What the task asks → Write out the lines below as a JSON list of strings, one string per line. Skip blank lines and leave out the picture.

Data rows →
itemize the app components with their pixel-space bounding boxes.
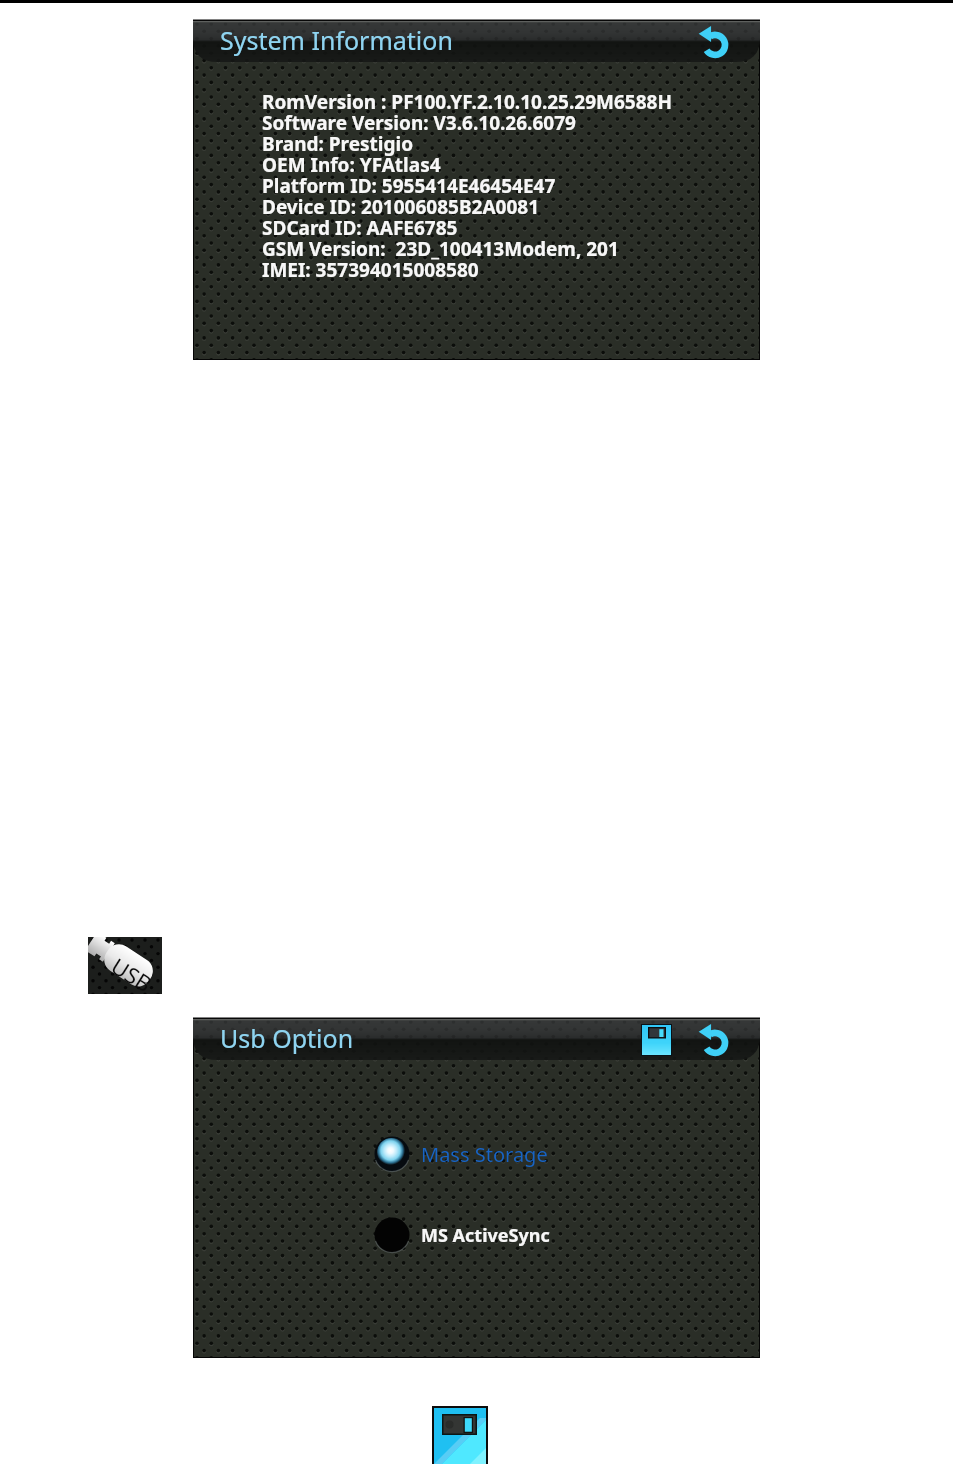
button[interactable]: USB storage — [88, 937, 162, 994]
staticText: OEM Info: YFAtlas4 — [262, 152, 441, 178]
staticText: GSM Version: 23D_100413Modem, 201 — [262, 236, 619, 262]
staticText: Mass Storage — [421, 1141, 548, 1168]
staticText: USB — [106, 950, 158, 994]
staticText: Brand: Prestigio — [262, 131, 414, 157]
staticText: MS ActiveSync — [421, 1223, 550, 1248]
staticText: System Information — [220, 23, 453, 57]
button[interactable]: Save — [432, 1406, 488, 1464]
staticText: SDCard ID: AAFE6785 — [262, 215, 458, 241]
button[interactable]: MS ActiveSync — [370, 1213, 580, 1257]
staticText: Device ID: 201006085B2A0081 — [262, 194, 540, 220]
staticText: IMEI: 357394015008580 — [262, 257, 479, 283]
staticText: Usb Option — [220, 1021, 354, 1055]
staticText: Platform ID: 5955414E46454E47 — [262, 173, 556, 199]
staticText: RomVersion : PF100.YF.2.10.10.25.29M6588… — [262, 89, 672, 115]
button[interactable]: Mass Storage — [370, 1132, 580, 1176]
button[interactable]: Back — [697, 1022, 735, 1060]
button[interactable]: Back — [697, 24, 735, 62]
staticText: Software Version: V3.6.10.26.6079 — [262, 110, 576, 136]
button[interactable]: Save — [641, 1024, 672, 1056]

Solution for this problem →
[
  "itemize the app components with their pixel-space bounding boxes.",
  "button[interactable]: USB storage — [88, 937, 162, 994]",
  "staticText: OEM Info: YFAtlas4 — [262, 152, 441, 178]",
  "staticText: GSM Version: 23D_100413Modem, 201 — [262, 236, 619, 262]",
  "staticText: Mass Storage — [421, 1141, 548, 1168]",
  "staticText: USB — [106, 950, 158, 994]",
  "staticText: Brand: Prestigio — [262, 131, 414, 157]",
  "staticText: MS ActiveSync — [421, 1223, 550, 1248]",
  "staticText: System Information — [220, 23, 453, 57]",
  "button[interactable]: Save — [432, 1406, 488, 1464]",
  "staticText: SDCard ID: AAFE6785 — [262, 215, 458, 241]",
  "button[interactable]: MS ActiveSync — [370, 1213, 580, 1257]",
  "staticText: Device ID: 201006085B2A0081 — [262, 194, 540, 220]",
  "staticText: IMEI: 357394015008580 — [262, 257, 479, 283]",
  "staticText: Usb Option — [220, 1021, 354, 1055]",
  "staticText: Platform ID: 5955414E46454E47 — [262, 173, 556, 199]",
  "staticText: RomVersion : PF100.YF.2.10.10.25.29M6588… — [262, 89, 672, 115]",
  "button[interactable]: Mass Storage — [370, 1132, 580, 1176]",
  "button[interactable]: Back — [697, 1022, 735, 1060]",
  "button[interactable]: Back — [697, 24, 735, 62]",
  "staticText: Software Version: V3.6.10.26.6079 — [262, 110, 576, 136]",
  "button[interactable]: Save — [641, 1024, 672, 1056]"
]